Problem details: Repeat everything from the line containing "Output each element" down to the line containing "1360, 528, 1414]", both included, leaving out the pictures.

Provided information:
# # # #

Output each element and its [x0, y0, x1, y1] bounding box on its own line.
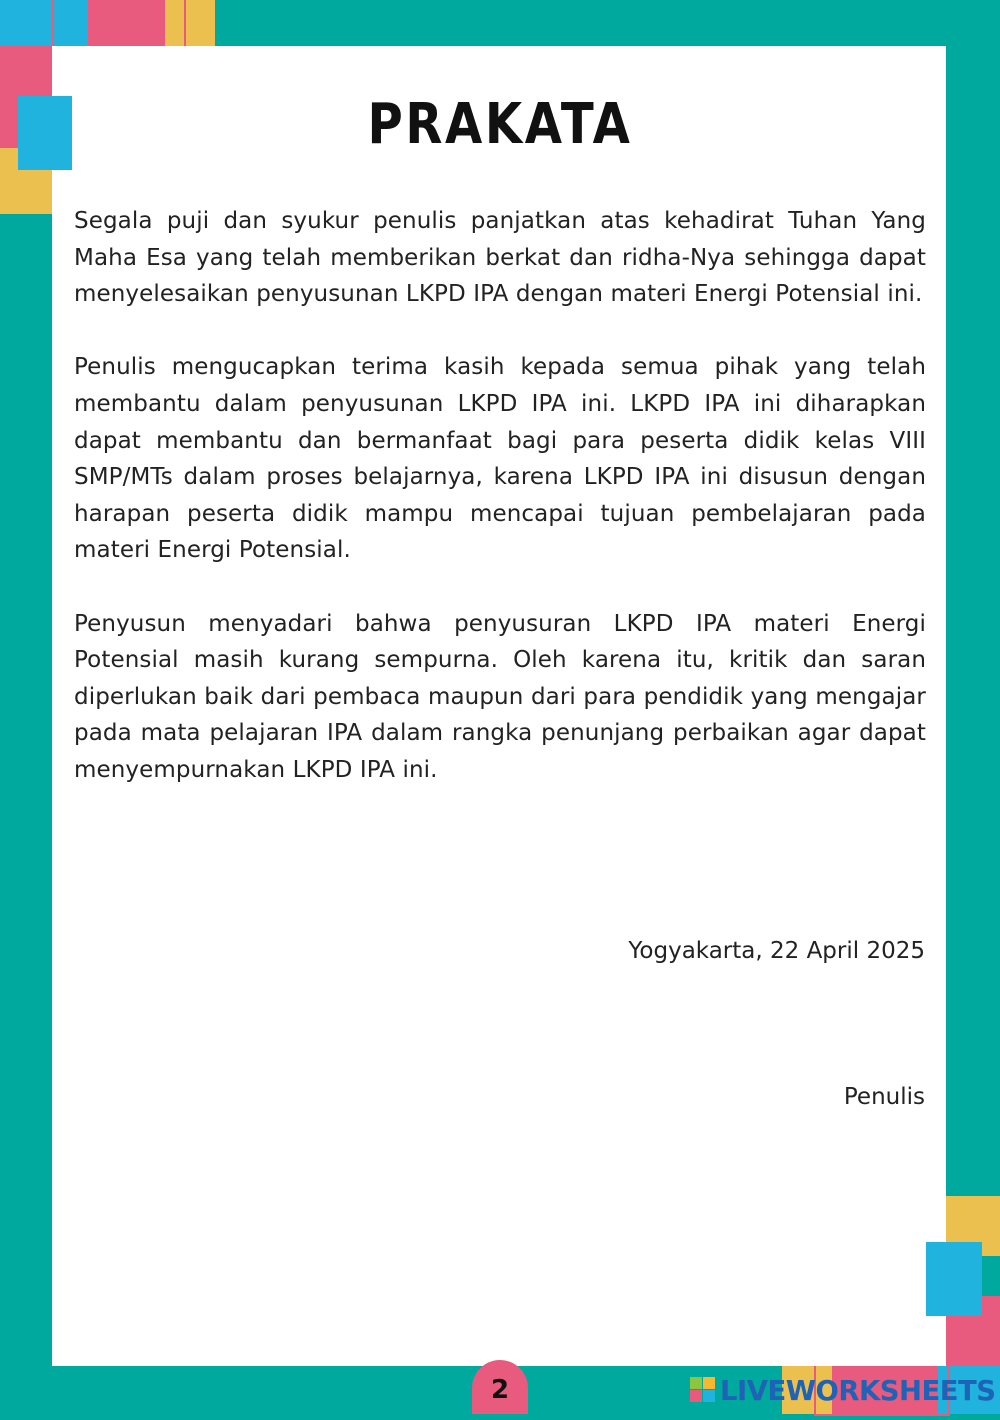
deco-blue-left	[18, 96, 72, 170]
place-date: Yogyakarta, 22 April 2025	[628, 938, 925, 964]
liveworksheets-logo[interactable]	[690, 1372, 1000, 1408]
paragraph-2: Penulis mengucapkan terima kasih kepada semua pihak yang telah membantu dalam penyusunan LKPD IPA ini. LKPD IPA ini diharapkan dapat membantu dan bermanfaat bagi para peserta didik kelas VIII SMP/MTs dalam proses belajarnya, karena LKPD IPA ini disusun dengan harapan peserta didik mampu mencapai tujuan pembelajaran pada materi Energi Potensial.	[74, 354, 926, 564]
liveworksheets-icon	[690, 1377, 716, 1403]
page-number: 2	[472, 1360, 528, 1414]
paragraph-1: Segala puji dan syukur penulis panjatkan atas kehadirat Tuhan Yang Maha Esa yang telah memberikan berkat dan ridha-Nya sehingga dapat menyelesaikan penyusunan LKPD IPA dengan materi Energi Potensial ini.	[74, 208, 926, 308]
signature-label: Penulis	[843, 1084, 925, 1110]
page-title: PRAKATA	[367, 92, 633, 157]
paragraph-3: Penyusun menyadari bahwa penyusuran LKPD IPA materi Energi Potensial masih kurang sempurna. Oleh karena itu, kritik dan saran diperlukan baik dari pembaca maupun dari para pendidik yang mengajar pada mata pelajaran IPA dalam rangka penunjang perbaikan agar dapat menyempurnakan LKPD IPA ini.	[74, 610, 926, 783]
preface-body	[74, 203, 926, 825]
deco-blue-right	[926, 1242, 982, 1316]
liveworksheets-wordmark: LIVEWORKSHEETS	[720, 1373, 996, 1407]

# # # #

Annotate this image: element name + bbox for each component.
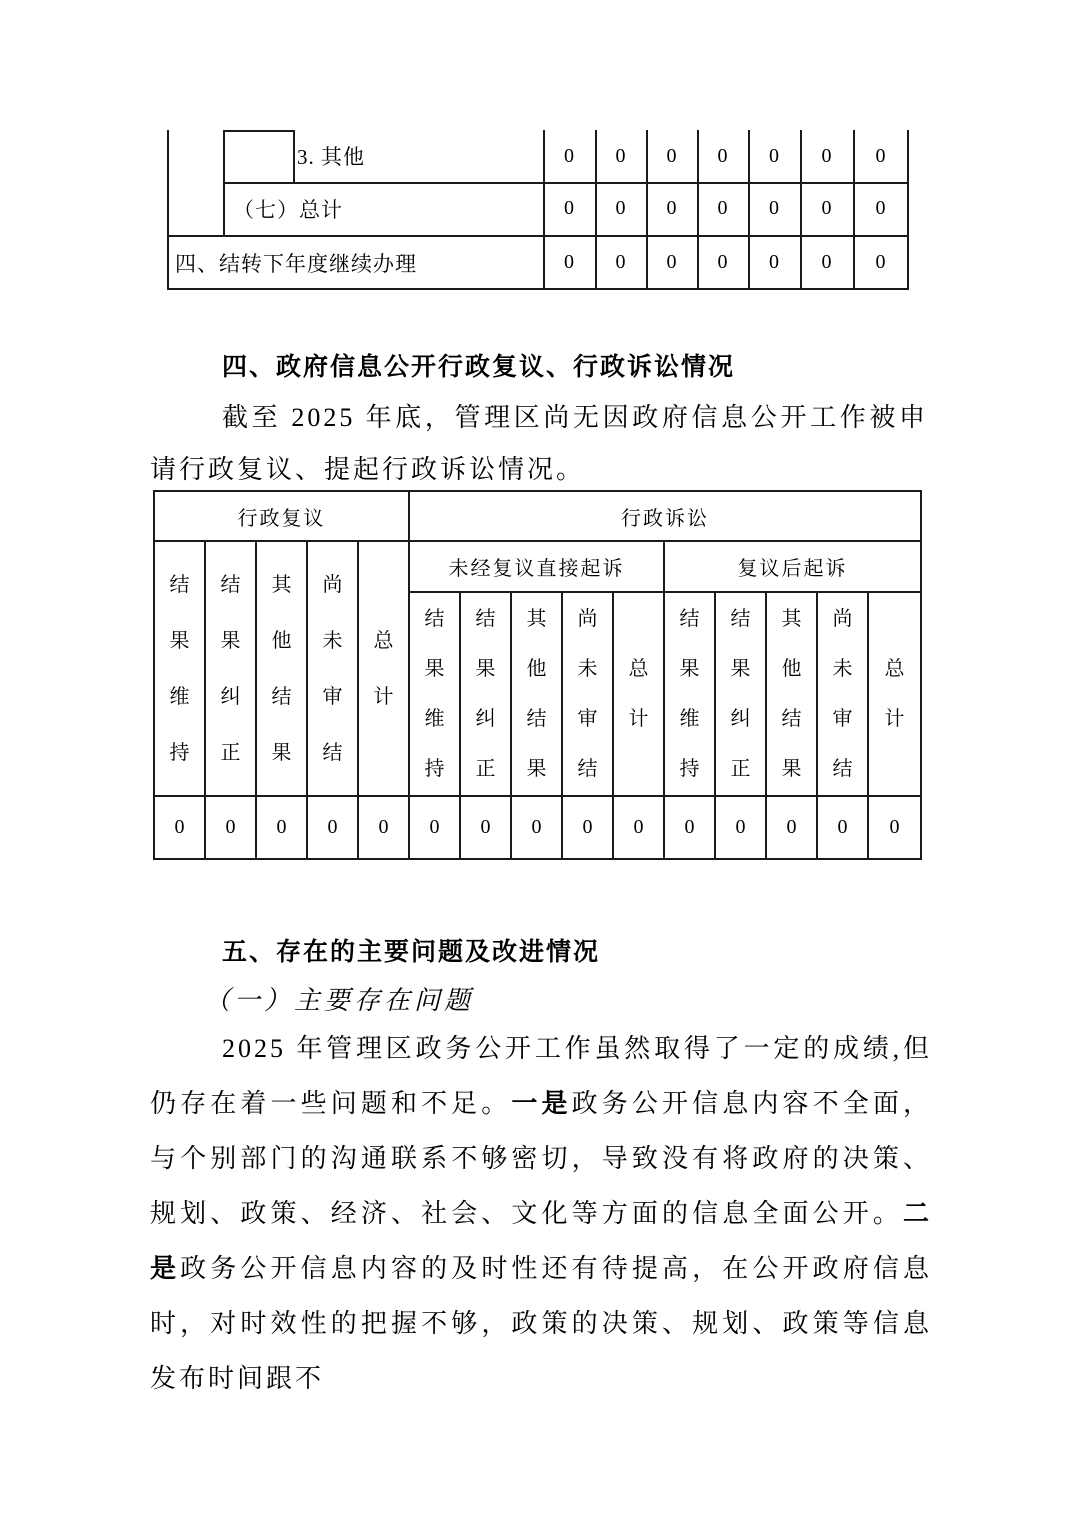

# # # #

Exercise answer:
Output each element and its [x0, y0, x1, y1] bounding box on its own line.
deco-blue-left	[18, 96, 72, 170]
place-date: Yogyakarta, 22 April 2025	[628, 938, 925, 964]
liveworksheets-logo[interactable]	[690, 1372, 1000, 1408]
paragraph-2: Penulis mengucapkan terima kasih kepada semua pihak yang telah membantu dalam penyusunan LKPD IPA ini. LKPD IPA ini diharapkan dapat membantu dan bermanfaat bagi para peserta didik kelas VIII SMP/MTs dalam proses belajarnya, karena LKPD IPA ini disusun dengan harapan peserta didik mampu mencapai tujuan pembelajaran pada materi Energi Potensial.	[74, 354, 926, 564]
liveworksheets-icon	[690, 1377, 716, 1403]
page-number: 2	[472, 1360, 528, 1414]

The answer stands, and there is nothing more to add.